**Dataset records:**
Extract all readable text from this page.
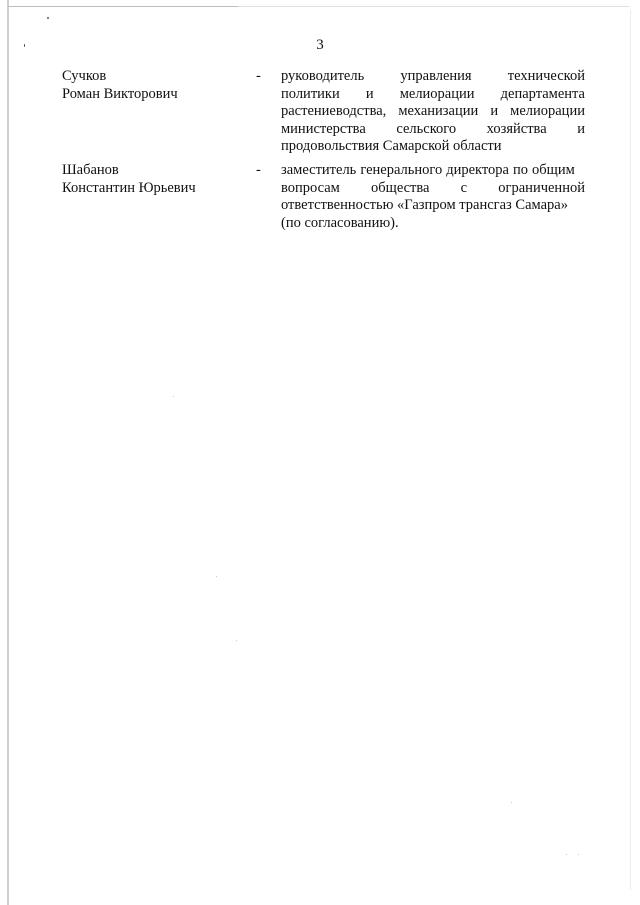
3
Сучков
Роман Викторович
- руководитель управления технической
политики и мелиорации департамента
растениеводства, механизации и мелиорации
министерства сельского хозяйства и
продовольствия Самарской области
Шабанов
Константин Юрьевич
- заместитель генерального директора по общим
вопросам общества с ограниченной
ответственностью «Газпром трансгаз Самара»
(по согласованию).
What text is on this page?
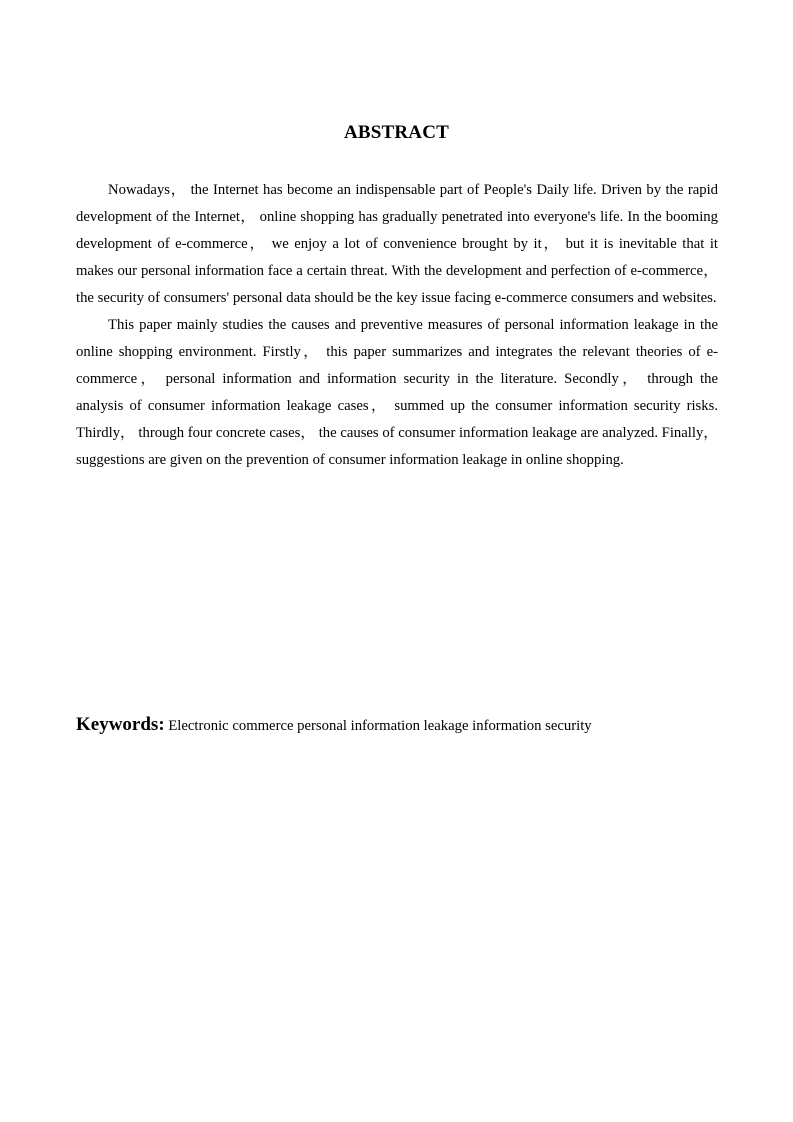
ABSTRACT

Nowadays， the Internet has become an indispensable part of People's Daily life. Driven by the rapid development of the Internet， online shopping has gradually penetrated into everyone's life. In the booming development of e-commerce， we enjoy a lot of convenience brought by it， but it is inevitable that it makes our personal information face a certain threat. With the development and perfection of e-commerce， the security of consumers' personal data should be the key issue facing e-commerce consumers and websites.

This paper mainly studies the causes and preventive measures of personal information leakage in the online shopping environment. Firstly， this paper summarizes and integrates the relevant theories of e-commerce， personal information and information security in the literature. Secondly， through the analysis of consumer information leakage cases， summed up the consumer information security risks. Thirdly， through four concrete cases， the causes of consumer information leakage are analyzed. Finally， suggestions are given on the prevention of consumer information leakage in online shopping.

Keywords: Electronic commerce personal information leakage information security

**Written exercise:**
Leave out the pictures and transcribe the entries above exactly.

**Completed exercise:**
Extract all readable text from this page.
3
Сучков
Роман Викторович
- руководитель управления технической
политики и мелиорации департамента
растениеводства, механизации и мелиорации
министерства сельского хозяйства и
продовольствия Самарской области
Шабанов
Константин Юрьевич
- заместитель генерального директора по общим
вопросам общества с ограниченной
ответственностью «Газпром трансгаз Самара»
(по согласованию).
What text is on this page?
ABSTRACT

Nowadays， the Internet has become an indispensable part of People's Daily life. Driven by the rapid development of the Internet， online shopping has gradually penetrated into everyone's life. In the booming development of e-commerce， we enjoy a lot of convenience brought by it， but it is inevitable that it makes our personal information face a certain threat. With the development and perfection of e-commerce， the security of consumers' personal data should be the key issue facing e-commerce consumers and websites.

This paper mainly studies the causes and preventive measures of personal information leakage in the online shopping environment. Firstly， this paper summarizes and integrates the relevant theories of e-commerce， personal information and information security in the literature. Secondly， through the analysis of consumer information leakage cases， summed up the consumer information security risks. Thirdly， through four concrete cases， the causes of consumer information leakage are analyzed. Finally， suggestions are given on the prevention of consumer information leakage in online shopping.

Keywords: Electronic commerce personal information leakage information security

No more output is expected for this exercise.